**Task objective**
Of the lines in the records that follow, how many include the word "种可能情况"? Answer with a bare number.

Extracted records
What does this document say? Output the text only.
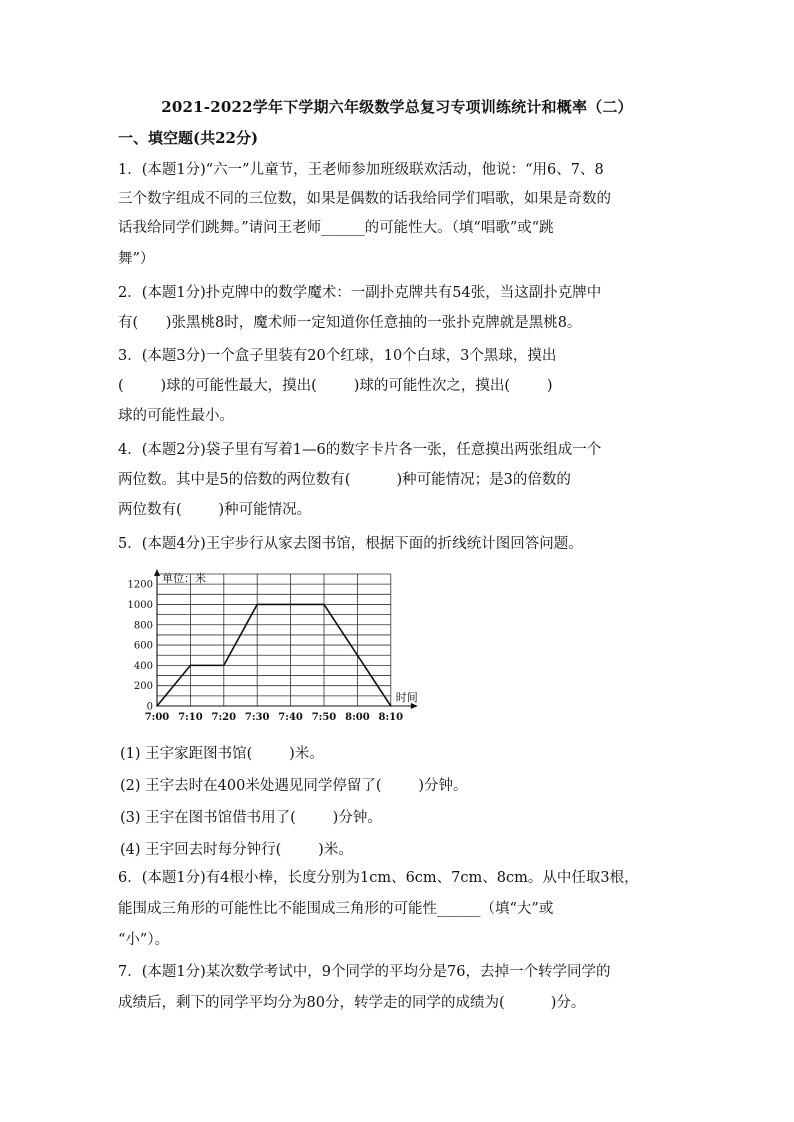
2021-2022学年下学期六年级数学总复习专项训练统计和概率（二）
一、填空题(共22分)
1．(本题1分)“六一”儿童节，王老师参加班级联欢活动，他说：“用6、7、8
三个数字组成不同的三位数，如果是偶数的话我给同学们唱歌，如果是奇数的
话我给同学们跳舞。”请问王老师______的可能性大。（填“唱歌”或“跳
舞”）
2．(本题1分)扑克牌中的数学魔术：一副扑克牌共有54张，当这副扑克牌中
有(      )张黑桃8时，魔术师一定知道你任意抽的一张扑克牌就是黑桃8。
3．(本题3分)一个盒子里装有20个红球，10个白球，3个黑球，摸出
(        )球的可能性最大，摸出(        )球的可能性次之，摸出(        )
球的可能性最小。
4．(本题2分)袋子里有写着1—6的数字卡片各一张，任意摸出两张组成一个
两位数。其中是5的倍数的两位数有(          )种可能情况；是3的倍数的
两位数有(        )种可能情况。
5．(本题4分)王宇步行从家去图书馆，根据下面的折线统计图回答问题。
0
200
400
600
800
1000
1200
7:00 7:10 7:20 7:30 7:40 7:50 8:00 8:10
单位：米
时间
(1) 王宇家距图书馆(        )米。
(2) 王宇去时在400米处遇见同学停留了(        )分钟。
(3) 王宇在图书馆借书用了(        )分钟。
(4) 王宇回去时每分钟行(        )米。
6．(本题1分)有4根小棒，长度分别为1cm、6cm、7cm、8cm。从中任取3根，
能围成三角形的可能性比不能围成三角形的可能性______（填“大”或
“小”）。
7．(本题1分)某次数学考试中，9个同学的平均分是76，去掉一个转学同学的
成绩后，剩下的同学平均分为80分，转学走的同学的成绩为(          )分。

**Response below**
2